Directions ▸ Find each line with "Shift" and copy it.

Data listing
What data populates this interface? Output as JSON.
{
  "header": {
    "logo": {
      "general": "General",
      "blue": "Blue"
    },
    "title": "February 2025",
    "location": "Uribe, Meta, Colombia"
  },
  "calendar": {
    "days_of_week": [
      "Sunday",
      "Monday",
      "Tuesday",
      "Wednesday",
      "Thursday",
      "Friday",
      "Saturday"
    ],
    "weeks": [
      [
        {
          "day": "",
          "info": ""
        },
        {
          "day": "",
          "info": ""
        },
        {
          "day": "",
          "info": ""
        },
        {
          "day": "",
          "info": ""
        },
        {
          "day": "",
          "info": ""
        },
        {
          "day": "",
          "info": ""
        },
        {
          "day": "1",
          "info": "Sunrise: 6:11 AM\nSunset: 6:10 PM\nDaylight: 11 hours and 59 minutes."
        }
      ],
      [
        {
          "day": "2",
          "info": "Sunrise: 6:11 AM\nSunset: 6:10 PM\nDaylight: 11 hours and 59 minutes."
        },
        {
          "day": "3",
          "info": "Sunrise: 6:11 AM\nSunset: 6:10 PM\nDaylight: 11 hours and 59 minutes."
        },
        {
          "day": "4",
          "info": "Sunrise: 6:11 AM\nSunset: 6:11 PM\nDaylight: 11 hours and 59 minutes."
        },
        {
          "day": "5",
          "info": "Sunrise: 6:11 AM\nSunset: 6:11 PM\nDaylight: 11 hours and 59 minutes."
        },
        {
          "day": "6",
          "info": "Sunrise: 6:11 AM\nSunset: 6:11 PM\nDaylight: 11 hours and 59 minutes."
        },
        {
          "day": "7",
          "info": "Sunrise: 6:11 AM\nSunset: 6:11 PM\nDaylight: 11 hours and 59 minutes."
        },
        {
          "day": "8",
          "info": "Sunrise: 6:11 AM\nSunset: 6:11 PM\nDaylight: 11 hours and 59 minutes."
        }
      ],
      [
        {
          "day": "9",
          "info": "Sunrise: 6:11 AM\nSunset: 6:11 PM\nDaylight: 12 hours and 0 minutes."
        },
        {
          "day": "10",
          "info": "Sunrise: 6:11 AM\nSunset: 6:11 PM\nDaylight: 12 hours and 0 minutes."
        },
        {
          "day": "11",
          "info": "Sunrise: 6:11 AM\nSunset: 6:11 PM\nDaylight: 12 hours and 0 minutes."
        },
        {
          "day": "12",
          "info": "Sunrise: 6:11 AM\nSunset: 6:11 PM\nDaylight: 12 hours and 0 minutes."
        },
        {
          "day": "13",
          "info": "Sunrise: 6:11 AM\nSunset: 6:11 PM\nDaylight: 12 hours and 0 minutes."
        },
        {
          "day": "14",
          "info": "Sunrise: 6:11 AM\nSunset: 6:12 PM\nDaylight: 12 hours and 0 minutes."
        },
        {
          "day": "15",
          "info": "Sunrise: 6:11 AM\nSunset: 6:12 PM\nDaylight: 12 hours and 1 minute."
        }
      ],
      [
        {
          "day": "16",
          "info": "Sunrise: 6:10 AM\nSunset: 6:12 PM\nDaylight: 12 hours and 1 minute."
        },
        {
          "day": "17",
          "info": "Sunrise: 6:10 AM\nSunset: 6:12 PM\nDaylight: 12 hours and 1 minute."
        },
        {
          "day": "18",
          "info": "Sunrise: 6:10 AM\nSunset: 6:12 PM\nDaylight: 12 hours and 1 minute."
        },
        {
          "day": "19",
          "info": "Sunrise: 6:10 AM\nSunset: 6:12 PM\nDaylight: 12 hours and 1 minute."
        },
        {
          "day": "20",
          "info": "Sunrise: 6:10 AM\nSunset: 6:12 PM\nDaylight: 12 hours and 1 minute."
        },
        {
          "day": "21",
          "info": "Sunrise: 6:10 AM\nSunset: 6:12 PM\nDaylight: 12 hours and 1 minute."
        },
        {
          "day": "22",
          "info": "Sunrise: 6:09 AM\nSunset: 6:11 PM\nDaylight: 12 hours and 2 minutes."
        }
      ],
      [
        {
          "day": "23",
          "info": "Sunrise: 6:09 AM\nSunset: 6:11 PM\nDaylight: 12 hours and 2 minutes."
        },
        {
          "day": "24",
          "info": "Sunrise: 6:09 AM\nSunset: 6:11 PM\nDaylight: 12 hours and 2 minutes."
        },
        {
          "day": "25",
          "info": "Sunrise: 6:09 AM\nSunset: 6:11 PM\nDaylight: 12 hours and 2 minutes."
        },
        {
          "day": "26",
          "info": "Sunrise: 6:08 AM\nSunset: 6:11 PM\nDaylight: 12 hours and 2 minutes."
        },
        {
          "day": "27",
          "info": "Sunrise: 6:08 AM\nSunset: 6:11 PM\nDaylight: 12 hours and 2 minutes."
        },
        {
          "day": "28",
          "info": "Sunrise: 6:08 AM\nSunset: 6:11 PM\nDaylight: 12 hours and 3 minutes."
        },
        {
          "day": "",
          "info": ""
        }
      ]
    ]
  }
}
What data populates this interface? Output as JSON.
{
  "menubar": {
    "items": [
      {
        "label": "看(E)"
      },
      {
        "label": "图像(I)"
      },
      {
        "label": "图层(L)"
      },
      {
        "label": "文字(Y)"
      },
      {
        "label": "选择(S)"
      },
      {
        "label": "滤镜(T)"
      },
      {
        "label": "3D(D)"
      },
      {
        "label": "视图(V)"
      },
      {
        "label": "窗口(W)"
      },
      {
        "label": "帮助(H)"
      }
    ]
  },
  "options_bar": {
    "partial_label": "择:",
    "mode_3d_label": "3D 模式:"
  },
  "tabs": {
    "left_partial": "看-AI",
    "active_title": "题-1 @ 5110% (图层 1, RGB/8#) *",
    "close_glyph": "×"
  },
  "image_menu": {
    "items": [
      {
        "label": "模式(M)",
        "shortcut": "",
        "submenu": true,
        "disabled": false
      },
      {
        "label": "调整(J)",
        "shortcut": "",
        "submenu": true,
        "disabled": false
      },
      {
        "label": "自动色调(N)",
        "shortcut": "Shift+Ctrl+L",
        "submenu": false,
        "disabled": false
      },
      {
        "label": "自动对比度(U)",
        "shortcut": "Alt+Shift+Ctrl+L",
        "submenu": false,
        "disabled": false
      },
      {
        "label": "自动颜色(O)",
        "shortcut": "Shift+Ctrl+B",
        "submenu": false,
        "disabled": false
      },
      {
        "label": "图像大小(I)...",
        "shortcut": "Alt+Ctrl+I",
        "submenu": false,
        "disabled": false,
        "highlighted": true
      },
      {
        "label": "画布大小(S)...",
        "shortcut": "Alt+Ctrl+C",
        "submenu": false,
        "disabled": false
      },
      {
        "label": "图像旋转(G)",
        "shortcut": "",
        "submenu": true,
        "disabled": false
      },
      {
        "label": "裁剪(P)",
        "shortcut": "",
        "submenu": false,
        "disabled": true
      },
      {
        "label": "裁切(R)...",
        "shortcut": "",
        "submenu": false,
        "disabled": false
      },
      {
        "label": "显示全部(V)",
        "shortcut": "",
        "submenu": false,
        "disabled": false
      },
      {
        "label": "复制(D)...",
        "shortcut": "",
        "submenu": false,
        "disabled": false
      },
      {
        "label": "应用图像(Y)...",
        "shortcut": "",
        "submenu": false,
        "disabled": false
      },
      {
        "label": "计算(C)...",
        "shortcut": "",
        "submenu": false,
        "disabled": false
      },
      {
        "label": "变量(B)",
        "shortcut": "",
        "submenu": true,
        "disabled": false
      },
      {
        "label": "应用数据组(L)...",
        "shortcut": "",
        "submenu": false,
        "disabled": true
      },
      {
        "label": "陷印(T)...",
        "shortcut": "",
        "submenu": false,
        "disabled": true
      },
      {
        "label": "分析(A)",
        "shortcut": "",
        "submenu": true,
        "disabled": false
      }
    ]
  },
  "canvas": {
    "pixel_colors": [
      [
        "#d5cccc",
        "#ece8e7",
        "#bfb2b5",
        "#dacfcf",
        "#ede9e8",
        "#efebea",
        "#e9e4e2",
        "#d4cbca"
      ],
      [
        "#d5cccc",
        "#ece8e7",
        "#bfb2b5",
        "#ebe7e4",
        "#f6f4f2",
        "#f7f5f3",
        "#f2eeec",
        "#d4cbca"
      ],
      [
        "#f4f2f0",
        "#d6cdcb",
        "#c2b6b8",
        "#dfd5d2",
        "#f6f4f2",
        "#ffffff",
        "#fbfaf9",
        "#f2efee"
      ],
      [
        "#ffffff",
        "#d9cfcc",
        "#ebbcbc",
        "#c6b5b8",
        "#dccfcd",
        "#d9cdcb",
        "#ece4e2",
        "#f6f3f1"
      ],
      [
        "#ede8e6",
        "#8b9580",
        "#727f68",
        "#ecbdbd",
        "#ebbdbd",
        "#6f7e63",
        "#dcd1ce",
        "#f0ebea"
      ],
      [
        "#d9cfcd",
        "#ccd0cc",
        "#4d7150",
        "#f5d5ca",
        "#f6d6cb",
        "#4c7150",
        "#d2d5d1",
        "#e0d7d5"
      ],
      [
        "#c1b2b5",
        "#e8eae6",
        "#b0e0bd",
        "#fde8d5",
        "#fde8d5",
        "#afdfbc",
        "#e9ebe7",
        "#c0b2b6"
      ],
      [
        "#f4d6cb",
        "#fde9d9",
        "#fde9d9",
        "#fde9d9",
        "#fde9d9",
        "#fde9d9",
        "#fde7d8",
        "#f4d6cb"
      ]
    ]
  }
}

Task solution ▸
        "shortcut": "Shift+Ctrl+L",
        "shortcut": "Alt+Shift+Ctrl+L",
        "shortcut": "Shift+Ctrl+B",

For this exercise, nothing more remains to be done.